The request.
Would you write out the listing verbatim and skip every picture in it?

____________________

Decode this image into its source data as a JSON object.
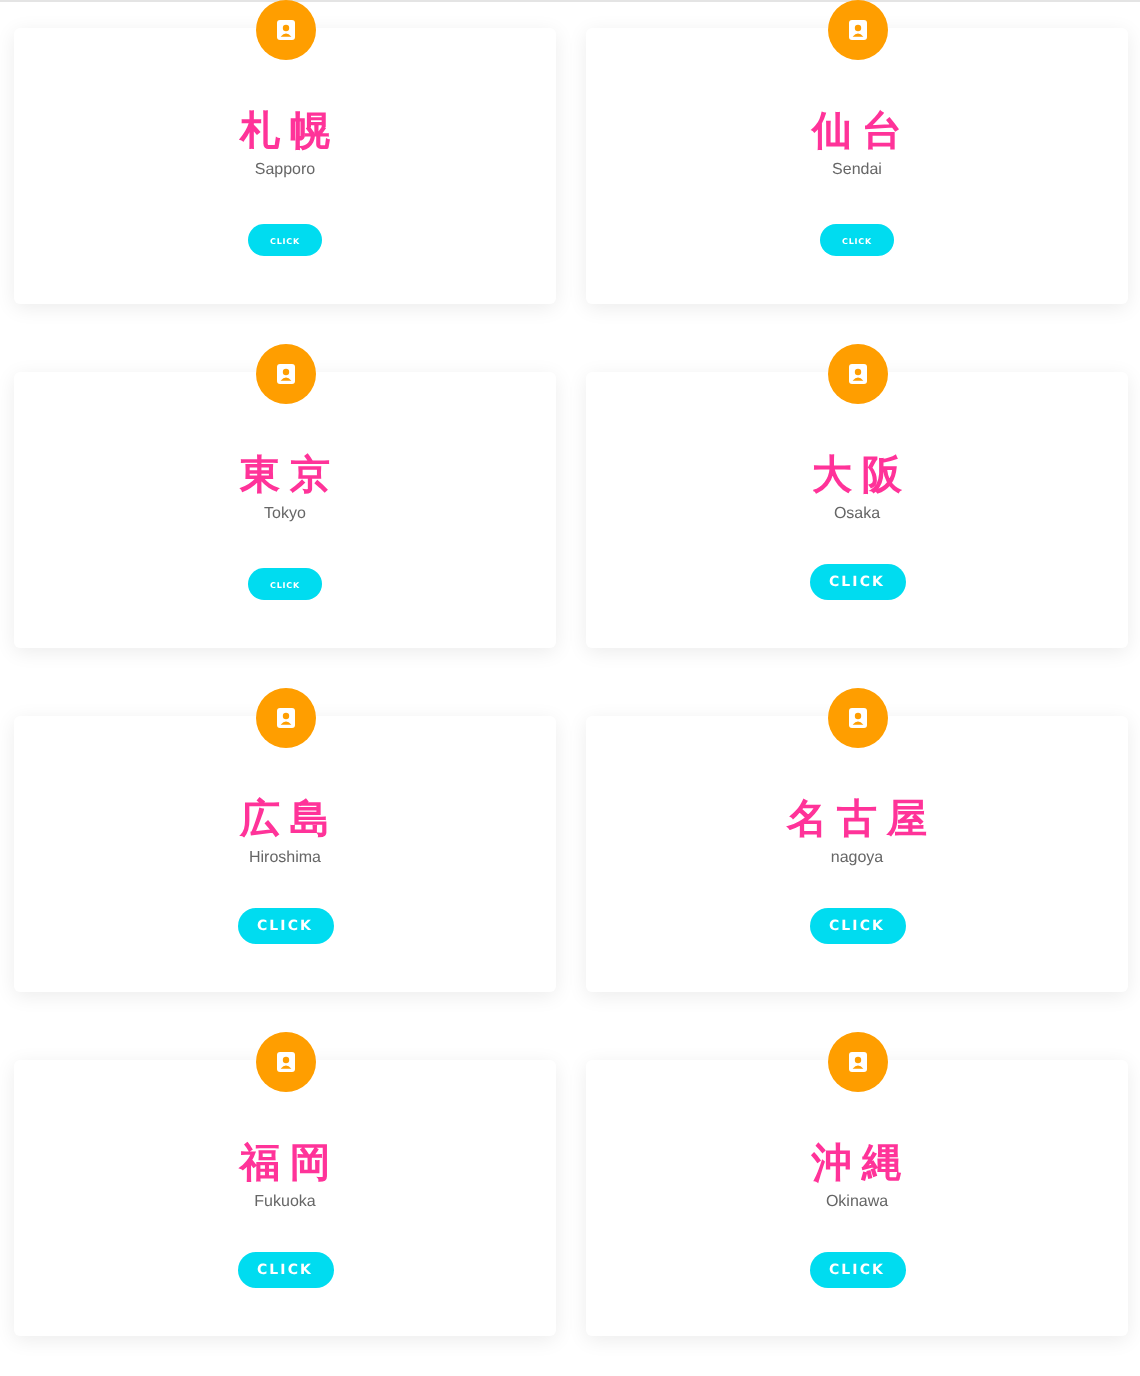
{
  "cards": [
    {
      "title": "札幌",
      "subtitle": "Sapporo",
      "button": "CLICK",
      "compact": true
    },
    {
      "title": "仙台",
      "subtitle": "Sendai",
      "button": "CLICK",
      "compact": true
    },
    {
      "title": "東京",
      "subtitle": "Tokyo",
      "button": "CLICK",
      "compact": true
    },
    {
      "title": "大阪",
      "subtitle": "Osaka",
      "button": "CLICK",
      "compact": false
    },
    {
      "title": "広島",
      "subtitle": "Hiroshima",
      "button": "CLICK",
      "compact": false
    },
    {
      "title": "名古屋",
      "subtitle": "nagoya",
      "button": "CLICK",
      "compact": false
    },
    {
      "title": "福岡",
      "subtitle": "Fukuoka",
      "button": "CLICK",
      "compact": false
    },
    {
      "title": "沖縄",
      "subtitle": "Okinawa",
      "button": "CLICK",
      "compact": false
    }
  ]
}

____________________

Solution for this problem.
Decode this image into its source data as a JSON object.
{
  "cards": [
    {
      "title": "札幌",
      "subtitle": "Sapporo",
      "button": "CLICK",
      "compact": true
    },
    {
      "title": "仙台",
      "subtitle": "Sendai",
      "button": "CLICK",
      "compact": true
    },
    {
      "title": "東京",
      "subtitle": "Tokyo",
      "button": "CLICK",
      "compact": true
    },
    {
      "title": "大阪",
      "subtitle": "Osaka",
      "button": "CLICK",
      "compact": false
    },
    {
      "title": "広島",
      "subtitle": "Hiroshima",
      "button": "CLICK",
      "compact": false
    },
    {
      "title": "名古屋",
      "subtitle": "nagoya",
      "button": "CLICK",
      "compact": false
    },
    {
      "title": "福岡",
      "subtitle": "Fukuoka",
      "button": "CLICK",
      "compact": false
    },
    {
      "title": "沖縄",
      "subtitle": "Okinawa",
      "button": "CLICK",
      "compact": false
    }
  ]
}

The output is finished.